■ What needs to be done:
Extract the full set of records, then give each one again exactly.

■ Collection entries:
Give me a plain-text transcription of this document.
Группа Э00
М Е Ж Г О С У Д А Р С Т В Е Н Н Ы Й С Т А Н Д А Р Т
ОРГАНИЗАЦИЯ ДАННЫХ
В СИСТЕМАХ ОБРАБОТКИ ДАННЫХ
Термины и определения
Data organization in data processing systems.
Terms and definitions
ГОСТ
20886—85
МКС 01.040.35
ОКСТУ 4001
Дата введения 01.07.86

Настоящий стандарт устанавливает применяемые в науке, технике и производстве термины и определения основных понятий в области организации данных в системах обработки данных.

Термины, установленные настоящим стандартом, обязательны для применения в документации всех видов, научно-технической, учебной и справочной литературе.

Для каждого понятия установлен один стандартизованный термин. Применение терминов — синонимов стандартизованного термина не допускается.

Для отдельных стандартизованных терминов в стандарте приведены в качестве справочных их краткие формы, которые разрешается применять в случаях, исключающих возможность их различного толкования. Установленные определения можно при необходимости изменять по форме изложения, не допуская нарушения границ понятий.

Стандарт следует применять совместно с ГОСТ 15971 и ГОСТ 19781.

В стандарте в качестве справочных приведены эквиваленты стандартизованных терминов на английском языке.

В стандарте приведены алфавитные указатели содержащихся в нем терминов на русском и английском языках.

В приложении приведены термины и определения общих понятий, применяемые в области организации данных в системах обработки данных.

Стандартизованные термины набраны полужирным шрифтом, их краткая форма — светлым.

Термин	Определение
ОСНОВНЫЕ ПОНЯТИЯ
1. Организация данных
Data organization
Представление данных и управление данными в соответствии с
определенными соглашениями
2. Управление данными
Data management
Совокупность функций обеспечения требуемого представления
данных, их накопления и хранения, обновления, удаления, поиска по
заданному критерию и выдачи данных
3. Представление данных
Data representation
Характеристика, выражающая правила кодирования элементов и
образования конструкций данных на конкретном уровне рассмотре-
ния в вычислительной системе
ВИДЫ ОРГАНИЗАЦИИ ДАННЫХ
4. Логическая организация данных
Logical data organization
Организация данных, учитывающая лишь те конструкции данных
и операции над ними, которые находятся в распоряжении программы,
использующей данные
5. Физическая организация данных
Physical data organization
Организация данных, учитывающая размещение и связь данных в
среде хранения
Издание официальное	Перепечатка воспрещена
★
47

■ Solved exercise:
Give me a plain-text transcription of this document.
Группа Э00
М Е Ж Г О С У Д А Р С Т В Е Н Н Ы Й С Т А Н Д А Р Т
ОРГАНИЗАЦИЯ ДАННЫХ
В СИСТЕМАХ ОБРАБОТКИ ДАННЫХ
Термины и определения
Data organization in data processing systems.
Terms and definitions
ГОСТ
20886—85
МКС 01.040.35
ОКСТУ 4001
Дата введения 01.07.86

Настоящий стандарт устанавливает применяемые в науке, технике и производстве термины и определения основных понятий в области организации данных в системах обработки данных.

Термины, установленные настоящим стандартом, обязательны для применения в документации всех видов, научно-технической, учебной и справочной литературе.

Для каждого понятия установлен один стандартизованный термин. Применение терминов — синонимов стандартизованного термина не допускается.

Для отдельных стандартизованных терминов в стандарте приведены в качестве справочных их краткие формы, которые разрешается применять в случаях, исключающих возможность их различного толкования. Установленные определения можно при необходимости изменять по форме изложения, не допуская нарушения границ понятий.

Стандарт следует применять совместно с ГОСТ 15971 и ГОСТ 19781.

В стандарте в качестве справочных приведены эквиваленты стандартизованных терминов на английском языке.

В стандарте приведены алфавитные указатели содержащихся в нем терминов на русском и английском языках.

В приложении приведены термины и определения общих понятий, применяемые в области организации данных в системах обработки данных.

Стандартизованные термины набраны полужирным шрифтом, их краткая форма — светлым.

Термин	Определение
ОСНОВНЫЕ ПОНЯТИЯ
1. Организация данных
Data organization
Представление данных и управление данными в соответствии с
определенными соглашениями
2. Управление данными
Data management
Совокупность функций обеспечения требуемого представления
данных, их накопления и хранения, обновления, удаления, поиска по
заданному критерию и выдачи данных
3. Представление данных
Data representation
Характеристика, выражающая правила кодирования элементов и
образования конструкций данных на конкретном уровне рассмотре-
ния в вычислительной системе
ВИДЫ ОРГАНИЗАЦИИ ДАННЫХ
4. Логическая организация данных
Logical data organization
Организация данных, учитывающая лишь те конструкции данных
и операции над ними, которые находятся в распоряжении программы,
использующей данные
5. Физическая организация данных
Physical data organization
Организация данных, учитывающая размещение и связь данных в
среде хранения
Издание официальное	Перепечатка воспрещена
★
47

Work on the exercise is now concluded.